Instructions to follow - Pull out every line below containing the word "page".

Material to process -
━━━━━━━━━━━━━━━━━━━━

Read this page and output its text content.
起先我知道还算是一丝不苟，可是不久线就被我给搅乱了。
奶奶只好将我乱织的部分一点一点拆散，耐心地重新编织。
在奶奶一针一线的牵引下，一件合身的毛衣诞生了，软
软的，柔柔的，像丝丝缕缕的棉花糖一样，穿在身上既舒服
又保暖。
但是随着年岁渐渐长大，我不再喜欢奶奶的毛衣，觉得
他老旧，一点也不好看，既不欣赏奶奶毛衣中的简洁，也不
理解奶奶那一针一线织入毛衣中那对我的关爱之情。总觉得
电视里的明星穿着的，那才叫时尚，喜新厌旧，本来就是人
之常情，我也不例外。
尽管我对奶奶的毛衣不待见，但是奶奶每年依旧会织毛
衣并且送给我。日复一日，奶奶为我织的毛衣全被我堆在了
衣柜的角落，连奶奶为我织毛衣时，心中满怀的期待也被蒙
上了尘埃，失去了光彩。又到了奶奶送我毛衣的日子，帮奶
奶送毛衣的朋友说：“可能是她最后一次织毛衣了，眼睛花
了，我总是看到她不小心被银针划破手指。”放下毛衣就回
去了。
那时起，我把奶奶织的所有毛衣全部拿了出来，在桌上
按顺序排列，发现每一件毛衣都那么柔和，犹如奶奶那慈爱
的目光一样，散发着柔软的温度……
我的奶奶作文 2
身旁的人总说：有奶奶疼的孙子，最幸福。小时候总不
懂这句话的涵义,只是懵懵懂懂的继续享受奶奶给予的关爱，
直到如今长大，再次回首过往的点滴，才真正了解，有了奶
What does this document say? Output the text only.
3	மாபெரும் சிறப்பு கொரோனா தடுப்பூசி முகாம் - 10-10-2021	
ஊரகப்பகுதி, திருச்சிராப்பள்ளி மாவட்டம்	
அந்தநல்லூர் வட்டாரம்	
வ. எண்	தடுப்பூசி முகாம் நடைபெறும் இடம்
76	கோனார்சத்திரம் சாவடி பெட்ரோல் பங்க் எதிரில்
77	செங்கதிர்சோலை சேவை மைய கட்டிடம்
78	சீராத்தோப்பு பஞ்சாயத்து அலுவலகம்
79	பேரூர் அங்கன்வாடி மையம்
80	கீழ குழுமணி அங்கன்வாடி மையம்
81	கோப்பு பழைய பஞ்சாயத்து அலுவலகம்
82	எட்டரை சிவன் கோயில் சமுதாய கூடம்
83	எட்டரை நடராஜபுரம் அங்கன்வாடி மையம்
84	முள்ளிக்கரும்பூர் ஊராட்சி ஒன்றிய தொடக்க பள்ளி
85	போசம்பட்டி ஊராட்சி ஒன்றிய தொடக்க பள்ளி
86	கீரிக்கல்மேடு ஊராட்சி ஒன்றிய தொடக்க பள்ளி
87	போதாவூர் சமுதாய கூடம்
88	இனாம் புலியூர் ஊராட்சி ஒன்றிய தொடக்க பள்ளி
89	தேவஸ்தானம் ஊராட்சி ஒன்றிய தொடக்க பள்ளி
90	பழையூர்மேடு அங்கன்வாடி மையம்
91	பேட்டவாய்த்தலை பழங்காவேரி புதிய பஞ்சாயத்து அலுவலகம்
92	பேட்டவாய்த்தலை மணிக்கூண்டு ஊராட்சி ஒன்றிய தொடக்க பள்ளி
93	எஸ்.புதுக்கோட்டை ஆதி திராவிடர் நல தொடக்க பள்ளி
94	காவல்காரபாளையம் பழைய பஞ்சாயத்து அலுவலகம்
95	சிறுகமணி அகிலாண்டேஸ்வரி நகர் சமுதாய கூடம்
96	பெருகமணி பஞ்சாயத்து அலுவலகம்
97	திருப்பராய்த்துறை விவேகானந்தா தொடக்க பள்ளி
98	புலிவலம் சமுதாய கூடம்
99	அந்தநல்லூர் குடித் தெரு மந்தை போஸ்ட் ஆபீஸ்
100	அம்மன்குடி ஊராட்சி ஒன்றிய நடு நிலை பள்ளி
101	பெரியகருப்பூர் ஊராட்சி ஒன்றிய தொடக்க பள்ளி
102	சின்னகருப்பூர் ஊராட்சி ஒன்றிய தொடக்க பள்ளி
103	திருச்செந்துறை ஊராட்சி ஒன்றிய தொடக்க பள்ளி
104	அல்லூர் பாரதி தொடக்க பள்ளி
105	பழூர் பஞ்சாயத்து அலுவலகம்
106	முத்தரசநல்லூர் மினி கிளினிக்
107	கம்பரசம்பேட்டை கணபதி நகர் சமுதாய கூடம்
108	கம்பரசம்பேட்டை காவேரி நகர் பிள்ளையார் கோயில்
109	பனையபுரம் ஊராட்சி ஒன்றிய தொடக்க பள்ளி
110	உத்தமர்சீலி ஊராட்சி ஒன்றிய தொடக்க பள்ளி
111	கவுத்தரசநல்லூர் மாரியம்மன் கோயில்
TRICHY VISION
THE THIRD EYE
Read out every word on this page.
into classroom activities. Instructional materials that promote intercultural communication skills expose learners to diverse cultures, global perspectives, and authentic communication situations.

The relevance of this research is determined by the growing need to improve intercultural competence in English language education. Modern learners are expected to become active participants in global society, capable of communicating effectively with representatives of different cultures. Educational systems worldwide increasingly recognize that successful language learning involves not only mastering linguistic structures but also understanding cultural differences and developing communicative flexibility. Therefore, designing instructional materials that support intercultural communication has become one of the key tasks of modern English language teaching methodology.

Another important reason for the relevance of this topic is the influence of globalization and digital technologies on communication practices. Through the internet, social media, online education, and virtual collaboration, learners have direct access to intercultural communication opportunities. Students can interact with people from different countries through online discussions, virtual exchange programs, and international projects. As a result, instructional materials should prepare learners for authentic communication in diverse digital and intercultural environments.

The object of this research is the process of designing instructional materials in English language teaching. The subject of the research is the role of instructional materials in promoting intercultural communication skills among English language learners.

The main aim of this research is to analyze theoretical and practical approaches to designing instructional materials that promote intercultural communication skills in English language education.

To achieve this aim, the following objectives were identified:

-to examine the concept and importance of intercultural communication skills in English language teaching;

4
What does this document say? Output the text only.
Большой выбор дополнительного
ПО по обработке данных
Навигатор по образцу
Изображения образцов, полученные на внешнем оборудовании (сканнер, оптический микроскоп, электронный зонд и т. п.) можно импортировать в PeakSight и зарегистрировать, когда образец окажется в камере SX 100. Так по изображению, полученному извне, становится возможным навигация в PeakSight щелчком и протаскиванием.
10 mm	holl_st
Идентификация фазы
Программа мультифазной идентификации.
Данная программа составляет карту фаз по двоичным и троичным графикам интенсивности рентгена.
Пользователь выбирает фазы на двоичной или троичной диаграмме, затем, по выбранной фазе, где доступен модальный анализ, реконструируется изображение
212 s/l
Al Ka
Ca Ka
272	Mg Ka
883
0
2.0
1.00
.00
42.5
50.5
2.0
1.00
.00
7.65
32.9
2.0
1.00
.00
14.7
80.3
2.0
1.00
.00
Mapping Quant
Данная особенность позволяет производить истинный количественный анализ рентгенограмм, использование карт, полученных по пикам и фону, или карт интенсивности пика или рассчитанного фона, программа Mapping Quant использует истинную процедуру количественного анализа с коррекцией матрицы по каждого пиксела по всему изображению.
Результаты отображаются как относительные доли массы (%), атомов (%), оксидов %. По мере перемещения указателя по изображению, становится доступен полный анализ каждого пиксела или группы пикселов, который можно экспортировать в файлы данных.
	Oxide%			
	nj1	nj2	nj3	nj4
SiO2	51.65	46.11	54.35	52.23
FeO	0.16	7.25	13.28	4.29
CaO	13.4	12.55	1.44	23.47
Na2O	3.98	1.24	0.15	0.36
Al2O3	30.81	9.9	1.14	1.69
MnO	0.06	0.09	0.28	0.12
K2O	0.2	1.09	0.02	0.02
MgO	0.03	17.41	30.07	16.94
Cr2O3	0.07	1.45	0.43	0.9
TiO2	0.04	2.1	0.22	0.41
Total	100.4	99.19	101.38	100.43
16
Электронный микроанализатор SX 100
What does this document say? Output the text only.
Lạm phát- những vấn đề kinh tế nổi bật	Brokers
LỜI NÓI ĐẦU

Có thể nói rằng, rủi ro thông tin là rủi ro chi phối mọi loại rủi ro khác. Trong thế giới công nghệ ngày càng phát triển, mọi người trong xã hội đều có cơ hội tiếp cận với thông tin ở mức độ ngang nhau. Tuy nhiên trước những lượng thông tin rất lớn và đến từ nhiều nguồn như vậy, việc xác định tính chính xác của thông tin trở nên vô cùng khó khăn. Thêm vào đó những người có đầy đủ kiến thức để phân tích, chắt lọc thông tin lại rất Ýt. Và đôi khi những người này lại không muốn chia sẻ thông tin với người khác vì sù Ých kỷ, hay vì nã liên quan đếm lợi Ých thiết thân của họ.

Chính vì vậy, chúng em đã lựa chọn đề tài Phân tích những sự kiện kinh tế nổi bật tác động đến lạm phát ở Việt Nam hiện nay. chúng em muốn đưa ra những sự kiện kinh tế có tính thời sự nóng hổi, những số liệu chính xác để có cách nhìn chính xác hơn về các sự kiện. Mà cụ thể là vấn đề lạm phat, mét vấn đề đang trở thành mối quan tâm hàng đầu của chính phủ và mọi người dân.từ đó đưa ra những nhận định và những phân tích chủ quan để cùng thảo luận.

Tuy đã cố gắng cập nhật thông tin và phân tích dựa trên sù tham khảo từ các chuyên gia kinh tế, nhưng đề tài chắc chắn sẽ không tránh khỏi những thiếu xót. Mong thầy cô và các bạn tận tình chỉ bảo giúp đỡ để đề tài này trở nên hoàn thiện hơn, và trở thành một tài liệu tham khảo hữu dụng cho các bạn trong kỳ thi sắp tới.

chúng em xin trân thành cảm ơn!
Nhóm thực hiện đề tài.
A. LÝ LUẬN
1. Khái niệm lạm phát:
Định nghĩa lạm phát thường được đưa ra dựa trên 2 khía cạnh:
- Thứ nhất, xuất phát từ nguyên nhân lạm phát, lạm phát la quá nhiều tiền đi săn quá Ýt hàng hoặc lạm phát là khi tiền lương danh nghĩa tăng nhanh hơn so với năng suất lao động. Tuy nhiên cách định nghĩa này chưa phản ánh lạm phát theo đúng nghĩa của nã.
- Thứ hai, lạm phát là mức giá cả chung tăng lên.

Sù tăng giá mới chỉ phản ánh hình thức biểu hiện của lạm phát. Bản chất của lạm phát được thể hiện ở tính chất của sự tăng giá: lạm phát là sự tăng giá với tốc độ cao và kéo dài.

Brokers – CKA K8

━━━━━━━━━━━━━━━━━━━━

The solution -
Read this page and output its text content.
Read out every word on this page.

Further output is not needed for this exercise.